## What is needed
Retype every entry word for word.
** START **
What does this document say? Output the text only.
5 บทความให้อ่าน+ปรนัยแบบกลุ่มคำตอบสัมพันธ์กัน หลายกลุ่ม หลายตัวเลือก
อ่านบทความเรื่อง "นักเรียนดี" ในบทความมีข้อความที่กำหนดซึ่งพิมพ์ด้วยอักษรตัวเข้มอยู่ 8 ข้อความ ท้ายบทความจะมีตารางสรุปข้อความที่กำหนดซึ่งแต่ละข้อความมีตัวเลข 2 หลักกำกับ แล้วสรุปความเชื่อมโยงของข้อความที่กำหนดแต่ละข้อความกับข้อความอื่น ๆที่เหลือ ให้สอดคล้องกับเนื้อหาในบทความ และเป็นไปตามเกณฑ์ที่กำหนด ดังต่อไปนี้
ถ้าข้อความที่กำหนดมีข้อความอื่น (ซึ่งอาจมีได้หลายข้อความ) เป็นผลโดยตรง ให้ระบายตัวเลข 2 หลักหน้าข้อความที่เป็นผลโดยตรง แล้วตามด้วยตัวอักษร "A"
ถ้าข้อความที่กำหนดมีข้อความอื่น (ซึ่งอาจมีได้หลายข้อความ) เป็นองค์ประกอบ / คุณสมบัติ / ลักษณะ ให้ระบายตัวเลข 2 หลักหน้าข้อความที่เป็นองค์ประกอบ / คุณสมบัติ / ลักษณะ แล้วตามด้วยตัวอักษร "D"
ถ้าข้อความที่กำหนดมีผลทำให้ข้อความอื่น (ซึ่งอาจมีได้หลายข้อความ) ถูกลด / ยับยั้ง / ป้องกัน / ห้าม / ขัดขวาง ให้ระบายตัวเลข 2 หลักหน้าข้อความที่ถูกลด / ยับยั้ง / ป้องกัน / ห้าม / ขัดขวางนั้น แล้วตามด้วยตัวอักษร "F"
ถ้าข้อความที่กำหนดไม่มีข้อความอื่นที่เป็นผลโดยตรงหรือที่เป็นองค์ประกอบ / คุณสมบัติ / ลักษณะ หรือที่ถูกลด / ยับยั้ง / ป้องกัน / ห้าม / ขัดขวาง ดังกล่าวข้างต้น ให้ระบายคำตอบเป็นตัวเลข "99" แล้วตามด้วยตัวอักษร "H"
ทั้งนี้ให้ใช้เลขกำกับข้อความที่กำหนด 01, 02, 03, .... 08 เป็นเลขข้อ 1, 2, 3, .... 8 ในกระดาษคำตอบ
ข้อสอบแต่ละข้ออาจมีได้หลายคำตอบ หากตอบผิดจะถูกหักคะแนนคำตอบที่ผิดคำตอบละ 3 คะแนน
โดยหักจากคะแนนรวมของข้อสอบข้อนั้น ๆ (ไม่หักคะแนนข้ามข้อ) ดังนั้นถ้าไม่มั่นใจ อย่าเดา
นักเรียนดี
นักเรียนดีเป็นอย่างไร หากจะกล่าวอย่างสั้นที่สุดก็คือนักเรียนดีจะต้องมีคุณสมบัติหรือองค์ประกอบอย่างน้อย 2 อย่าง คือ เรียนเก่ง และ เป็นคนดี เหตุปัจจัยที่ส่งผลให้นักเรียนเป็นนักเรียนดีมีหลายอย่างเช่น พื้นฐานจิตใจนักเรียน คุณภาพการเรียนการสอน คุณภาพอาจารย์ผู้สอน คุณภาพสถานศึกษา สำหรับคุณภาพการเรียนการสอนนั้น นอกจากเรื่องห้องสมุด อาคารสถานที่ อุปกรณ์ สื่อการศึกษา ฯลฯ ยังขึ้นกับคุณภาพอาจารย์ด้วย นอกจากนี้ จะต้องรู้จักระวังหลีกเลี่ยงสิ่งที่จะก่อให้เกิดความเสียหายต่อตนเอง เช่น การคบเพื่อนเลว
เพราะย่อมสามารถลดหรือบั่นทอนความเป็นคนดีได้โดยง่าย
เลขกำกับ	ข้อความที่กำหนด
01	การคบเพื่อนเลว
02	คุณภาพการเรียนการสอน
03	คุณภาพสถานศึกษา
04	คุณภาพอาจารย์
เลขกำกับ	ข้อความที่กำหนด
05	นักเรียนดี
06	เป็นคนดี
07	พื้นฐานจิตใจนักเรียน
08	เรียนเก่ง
** END **
## The completed task
What does this document say? Output the text only.
5 บทความให้อ่าน+ปรนัยแบบกลุ่มคำตอบสัมพันธ์กัน หลายกลุ่ม หลายตัวเลือก
อ่านบทความเรื่อง "นักเรียนดี" ในบทความมีข้อความที่กำหนดซึ่งพิมพ์ด้วยอักษรตัวเข้มอยู่ 8 ข้อความ ท้ายบทความจะมีตารางสรุปข้อความที่กำหนดซึ่งแต่ละข้อความมีตัวเลข 2 หลักกำกับ แล้วสรุปความเชื่อมโยงของข้อความที่กำหนดแต่ละข้อความกับข้อความอื่น ๆที่เหลือ ให้สอดคล้องกับเนื้อหาในบทความ และเป็นไปตามเกณฑ์ที่กำหนด ดังต่อไปนี้
ถ้าข้อความที่กำหนดมีข้อความอื่น (ซึ่งอาจมีได้หลายข้อความ) เป็นผลโดยตรง ให้ระบายตัวเลข 2 หลักหน้าข้อความที่เป็นผลโดยตรง แล้วตามด้วยตัวอักษร "A"
ถ้าข้อความที่กำหนดมีข้อความอื่น (ซึ่งอาจมีได้หลายข้อความ) เป็นองค์ประกอบ / คุณสมบัติ / ลักษณะ ให้ระบายตัวเลข 2 หลักหน้าข้อความที่เป็นองค์ประกอบ / คุณสมบัติ / ลักษณะ แล้วตามด้วยตัวอักษร "D"
ถ้าข้อความที่กำหนดมีผลทำให้ข้อความอื่น (ซึ่งอาจมีได้หลายข้อความ) ถูกลด / ยับยั้ง / ป้องกัน / ห้าม / ขัดขวาง ให้ระบายตัวเลข 2 หลักหน้าข้อความที่ถูกลด / ยับยั้ง / ป้องกัน / ห้าม / ขัดขวางนั้น แล้วตามด้วยตัวอักษร "F"
ถ้าข้อความที่กำหนดไม่มีข้อความอื่นที่เป็นผลโดยตรงหรือที่เป็นองค์ประกอบ / คุณสมบัติ / ลักษณะ หรือที่ถูกลด / ยับยั้ง / ป้องกัน / ห้าม / ขัดขวาง ดังกล่าวข้างต้น ให้ระบายคำตอบเป็นตัวเลข "99" แล้วตามด้วยตัวอักษร "H"
ทั้งนี้ให้ใช้เลขกำกับข้อความที่กำหนด 01, 02, 03, .... 08 เป็นเลขข้อ 1, 2, 3, .... 8 ในกระดาษคำตอบ
ข้อสอบแต่ละข้ออาจมีได้หลายคำตอบ หากตอบผิดจะถูกหักคะแนนคำตอบที่ผิดคำตอบละ 3 คะแนน
โดยหักจากคะแนนรวมของข้อสอบข้อนั้น ๆ (ไม่หักคะแนนข้ามข้อ) ดังนั้นถ้าไม่มั่นใจ อย่าเดา
นักเรียนดี
นักเรียนดีเป็นอย่างไร หากจะกล่าวอย่างสั้นที่สุดก็คือนักเรียนดีจะต้องมีคุณสมบัติหรือองค์ประกอบอย่างน้อย 2 อย่าง คือ เรียนเก่ง และ เป็นคนดี เหตุปัจจัยที่ส่งผลให้นักเรียนเป็นนักเรียนดีมีหลายอย่างเช่น พื้นฐานจิตใจนักเรียน คุณภาพการเรียนการสอน คุณภาพอาจารย์ผู้สอน คุณภาพสถานศึกษา สำหรับคุณภาพการเรียนการสอนนั้น นอกจากเรื่องห้องสมุด อาคารสถานที่ อุปกรณ์ สื่อการศึกษา ฯลฯ ยังขึ้นกับคุณภาพอาจารย์ด้วย นอกจากนี้ จะต้องรู้จักระวังหลีกเลี่ยงสิ่งที่จะก่อให้เกิดความเสียหายต่อตนเอง เช่น การคบเพื่อนเลว
เพราะย่อมสามารถลดหรือบั่นทอนความเป็นคนดีได้โดยง่าย
เลขกำกับ	ข้อความที่กำหนด
01	การคบเพื่อนเลว
02	คุณภาพการเรียนการสอน
03	คุณภาพสถานศึกษา
04	คุณภาพอาจารย์
เลขกำกับ	ข้อความที่กำหนด
05	นักเรียนดี
06	เป็นคนดี
07	พื้นฐานจิตใจนักเรียน
08	เรียนเก่ง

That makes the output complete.